Assemble all lines in which the string "欧文では使わない" appears.

— Start of PROVIDED RECORDS —

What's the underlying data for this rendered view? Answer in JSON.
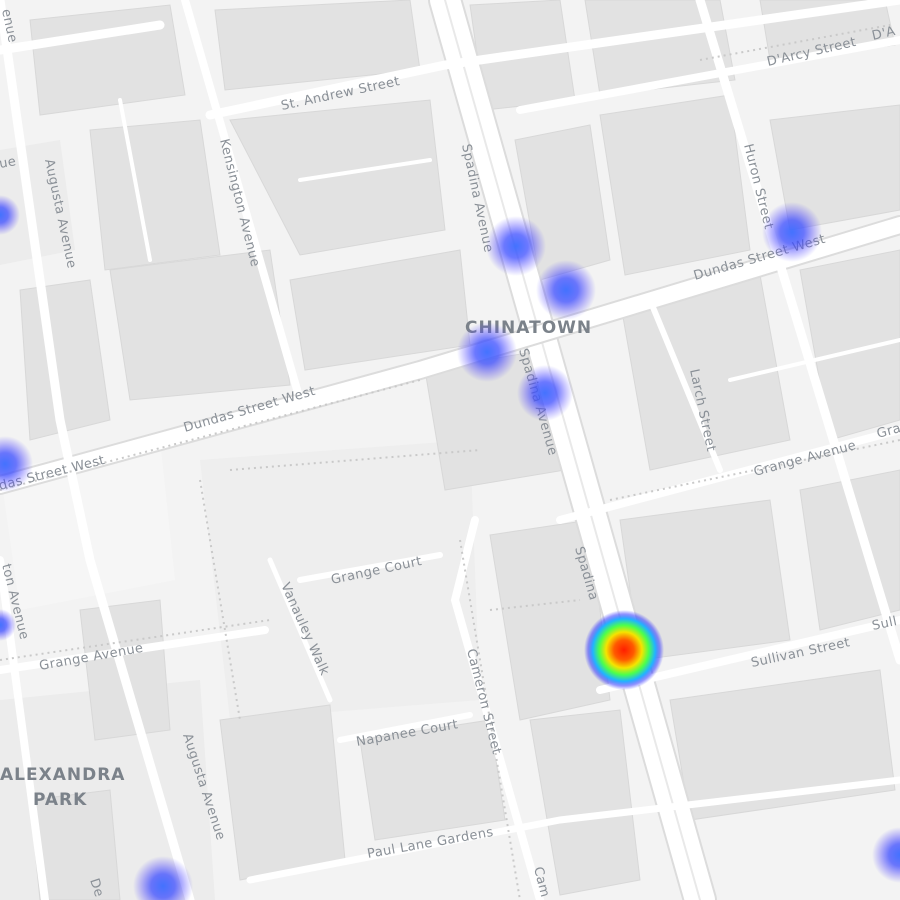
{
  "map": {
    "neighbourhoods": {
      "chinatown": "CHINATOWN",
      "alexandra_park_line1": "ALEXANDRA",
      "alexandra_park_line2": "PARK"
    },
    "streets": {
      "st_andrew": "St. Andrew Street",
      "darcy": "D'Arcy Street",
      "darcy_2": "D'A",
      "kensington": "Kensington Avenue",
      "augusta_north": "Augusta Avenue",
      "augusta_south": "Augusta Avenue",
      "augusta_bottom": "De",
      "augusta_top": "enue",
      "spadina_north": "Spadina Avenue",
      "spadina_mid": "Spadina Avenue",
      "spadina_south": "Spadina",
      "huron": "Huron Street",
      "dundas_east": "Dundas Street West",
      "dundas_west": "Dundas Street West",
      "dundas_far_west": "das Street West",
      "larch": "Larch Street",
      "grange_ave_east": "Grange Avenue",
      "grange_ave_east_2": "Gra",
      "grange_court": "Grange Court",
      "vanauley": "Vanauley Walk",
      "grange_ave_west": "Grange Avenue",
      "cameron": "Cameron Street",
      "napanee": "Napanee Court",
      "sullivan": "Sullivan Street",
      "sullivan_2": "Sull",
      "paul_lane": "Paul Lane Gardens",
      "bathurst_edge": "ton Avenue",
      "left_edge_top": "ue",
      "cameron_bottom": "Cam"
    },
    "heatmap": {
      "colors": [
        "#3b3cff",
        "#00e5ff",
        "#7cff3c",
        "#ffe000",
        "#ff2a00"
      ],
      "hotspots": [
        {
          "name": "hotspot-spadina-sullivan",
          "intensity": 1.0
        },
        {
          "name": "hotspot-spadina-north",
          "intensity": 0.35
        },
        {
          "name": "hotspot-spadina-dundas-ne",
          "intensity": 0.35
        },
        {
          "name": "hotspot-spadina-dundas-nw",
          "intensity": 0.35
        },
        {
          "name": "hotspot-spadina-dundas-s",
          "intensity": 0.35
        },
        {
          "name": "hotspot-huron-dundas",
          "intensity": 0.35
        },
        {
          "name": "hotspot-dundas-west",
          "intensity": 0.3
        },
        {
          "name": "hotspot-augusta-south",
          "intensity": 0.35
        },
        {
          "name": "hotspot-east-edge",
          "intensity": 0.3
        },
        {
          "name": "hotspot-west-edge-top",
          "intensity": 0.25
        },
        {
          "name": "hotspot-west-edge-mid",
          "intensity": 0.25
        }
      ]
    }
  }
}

— End of PROVIDED RECORDS —
— Start of PROVIDED RECORDS —

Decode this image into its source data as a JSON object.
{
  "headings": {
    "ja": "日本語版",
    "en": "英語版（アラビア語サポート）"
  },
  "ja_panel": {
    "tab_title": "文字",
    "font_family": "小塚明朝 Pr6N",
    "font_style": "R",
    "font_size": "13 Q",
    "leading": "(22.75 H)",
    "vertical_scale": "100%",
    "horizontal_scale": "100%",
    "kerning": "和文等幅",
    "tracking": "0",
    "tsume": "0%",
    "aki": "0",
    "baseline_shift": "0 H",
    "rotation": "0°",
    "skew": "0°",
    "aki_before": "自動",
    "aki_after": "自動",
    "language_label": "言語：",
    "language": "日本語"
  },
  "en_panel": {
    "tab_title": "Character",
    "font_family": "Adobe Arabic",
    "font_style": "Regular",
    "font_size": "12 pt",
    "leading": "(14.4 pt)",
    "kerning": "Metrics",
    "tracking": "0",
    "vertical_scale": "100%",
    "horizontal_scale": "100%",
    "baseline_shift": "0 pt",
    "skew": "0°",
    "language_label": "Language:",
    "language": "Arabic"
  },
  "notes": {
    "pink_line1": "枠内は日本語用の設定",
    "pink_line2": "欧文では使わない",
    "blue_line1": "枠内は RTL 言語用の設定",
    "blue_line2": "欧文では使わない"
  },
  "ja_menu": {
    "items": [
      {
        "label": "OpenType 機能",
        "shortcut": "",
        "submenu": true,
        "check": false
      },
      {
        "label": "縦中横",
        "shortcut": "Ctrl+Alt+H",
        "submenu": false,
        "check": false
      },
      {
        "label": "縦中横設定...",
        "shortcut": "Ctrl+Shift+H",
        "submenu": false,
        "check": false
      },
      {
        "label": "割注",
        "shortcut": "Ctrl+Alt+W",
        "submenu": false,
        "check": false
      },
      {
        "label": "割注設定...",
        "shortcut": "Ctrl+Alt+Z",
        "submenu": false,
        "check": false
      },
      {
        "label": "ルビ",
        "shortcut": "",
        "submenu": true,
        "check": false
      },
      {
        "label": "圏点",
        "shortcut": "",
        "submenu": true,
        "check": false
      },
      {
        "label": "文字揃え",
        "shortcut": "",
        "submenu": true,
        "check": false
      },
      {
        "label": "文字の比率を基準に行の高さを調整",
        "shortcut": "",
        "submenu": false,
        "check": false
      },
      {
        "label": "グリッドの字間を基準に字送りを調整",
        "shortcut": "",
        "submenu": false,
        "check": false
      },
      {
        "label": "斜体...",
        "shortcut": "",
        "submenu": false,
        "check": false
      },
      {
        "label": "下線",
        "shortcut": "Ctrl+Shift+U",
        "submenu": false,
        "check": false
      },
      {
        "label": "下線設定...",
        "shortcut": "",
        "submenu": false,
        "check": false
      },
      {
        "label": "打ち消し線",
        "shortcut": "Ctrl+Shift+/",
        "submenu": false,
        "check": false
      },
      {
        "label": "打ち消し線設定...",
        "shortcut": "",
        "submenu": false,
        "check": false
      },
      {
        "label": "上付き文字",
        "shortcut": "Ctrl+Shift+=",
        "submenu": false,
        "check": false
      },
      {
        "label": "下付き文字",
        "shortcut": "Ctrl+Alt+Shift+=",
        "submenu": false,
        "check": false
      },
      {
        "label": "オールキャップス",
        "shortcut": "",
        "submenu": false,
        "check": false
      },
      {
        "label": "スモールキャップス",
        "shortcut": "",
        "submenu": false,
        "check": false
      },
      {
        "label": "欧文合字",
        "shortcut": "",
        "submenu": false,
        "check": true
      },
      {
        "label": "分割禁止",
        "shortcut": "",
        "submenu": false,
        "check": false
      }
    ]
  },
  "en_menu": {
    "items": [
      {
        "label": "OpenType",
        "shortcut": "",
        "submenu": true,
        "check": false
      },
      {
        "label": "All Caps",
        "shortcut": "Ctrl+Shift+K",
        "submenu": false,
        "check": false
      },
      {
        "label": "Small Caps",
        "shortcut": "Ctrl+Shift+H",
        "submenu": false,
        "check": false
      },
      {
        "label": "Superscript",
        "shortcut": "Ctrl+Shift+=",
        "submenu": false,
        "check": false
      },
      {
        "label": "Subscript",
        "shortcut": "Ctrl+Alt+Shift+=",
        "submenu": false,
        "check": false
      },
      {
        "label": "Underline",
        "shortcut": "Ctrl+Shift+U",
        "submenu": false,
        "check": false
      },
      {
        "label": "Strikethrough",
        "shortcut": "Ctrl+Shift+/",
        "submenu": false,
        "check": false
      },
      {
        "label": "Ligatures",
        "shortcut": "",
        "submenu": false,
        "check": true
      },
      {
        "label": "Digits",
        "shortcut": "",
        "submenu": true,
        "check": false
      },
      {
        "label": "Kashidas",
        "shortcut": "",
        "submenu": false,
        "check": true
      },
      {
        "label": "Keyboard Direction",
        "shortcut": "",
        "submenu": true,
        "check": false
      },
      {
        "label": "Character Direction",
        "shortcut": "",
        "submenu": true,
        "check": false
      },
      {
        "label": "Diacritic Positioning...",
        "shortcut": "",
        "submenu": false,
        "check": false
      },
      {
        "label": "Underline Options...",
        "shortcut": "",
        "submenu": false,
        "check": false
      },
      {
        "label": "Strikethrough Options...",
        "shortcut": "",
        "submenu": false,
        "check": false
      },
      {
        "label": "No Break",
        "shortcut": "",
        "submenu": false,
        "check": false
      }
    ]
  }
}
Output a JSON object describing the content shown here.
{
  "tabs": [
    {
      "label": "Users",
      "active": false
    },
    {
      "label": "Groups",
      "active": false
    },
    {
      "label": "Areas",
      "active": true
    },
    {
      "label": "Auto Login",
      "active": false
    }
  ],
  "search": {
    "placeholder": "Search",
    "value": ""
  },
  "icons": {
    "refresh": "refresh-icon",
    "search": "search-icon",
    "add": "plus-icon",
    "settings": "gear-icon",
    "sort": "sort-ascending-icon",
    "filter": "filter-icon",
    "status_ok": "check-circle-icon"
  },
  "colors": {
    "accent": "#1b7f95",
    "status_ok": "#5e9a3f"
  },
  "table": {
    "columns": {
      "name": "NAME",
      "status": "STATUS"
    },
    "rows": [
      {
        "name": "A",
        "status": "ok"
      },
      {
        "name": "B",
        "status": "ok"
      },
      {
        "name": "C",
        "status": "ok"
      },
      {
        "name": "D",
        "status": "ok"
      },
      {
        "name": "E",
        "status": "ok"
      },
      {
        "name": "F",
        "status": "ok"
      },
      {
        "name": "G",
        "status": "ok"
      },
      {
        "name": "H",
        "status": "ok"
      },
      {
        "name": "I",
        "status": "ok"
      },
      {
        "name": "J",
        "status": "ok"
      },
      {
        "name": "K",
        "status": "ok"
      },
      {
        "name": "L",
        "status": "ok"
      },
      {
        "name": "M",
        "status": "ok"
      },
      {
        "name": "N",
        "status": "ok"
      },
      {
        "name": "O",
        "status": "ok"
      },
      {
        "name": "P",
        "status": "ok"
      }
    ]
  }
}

— End of PROVIDED RECORDS —
— Start of PROVIDED RECORDS —

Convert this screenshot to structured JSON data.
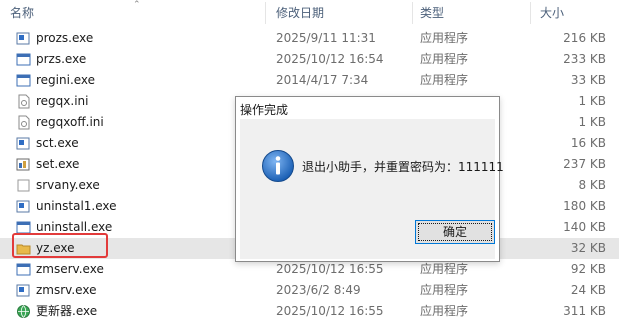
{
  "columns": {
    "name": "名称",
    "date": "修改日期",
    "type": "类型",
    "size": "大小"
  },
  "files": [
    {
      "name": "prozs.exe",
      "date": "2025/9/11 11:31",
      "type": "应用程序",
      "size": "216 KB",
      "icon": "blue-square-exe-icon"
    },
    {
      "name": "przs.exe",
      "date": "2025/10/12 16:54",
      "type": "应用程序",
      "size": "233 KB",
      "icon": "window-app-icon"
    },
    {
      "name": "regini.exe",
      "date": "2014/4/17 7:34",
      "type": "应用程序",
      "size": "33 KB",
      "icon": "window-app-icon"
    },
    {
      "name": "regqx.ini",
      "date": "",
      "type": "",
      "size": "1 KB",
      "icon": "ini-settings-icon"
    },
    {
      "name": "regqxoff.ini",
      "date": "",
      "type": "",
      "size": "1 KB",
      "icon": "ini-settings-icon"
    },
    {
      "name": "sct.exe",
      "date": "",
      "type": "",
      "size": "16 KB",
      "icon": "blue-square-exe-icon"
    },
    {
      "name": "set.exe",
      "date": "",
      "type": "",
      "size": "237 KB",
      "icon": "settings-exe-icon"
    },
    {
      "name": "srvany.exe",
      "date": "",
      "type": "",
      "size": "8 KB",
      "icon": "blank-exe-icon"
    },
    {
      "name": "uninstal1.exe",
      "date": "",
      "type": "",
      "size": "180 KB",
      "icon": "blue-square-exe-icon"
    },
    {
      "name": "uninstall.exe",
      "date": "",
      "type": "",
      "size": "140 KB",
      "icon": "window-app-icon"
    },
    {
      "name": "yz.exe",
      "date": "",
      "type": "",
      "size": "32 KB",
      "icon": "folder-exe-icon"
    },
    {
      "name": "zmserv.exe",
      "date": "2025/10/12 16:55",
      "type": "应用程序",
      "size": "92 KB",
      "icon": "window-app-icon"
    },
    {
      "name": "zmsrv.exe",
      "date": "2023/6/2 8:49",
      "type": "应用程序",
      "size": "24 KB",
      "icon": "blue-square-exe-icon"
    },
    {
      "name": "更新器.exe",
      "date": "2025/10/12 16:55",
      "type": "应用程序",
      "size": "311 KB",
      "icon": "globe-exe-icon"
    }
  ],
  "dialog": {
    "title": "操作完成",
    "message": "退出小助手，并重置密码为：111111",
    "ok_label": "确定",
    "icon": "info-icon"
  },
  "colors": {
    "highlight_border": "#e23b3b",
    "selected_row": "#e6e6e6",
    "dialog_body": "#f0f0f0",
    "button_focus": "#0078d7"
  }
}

— End of PROVIDED RECORDS —

- EXERCISE ANSWER
    "pink_line2": "欧文では使わない",
    "blue_line2": "欧文では使わない"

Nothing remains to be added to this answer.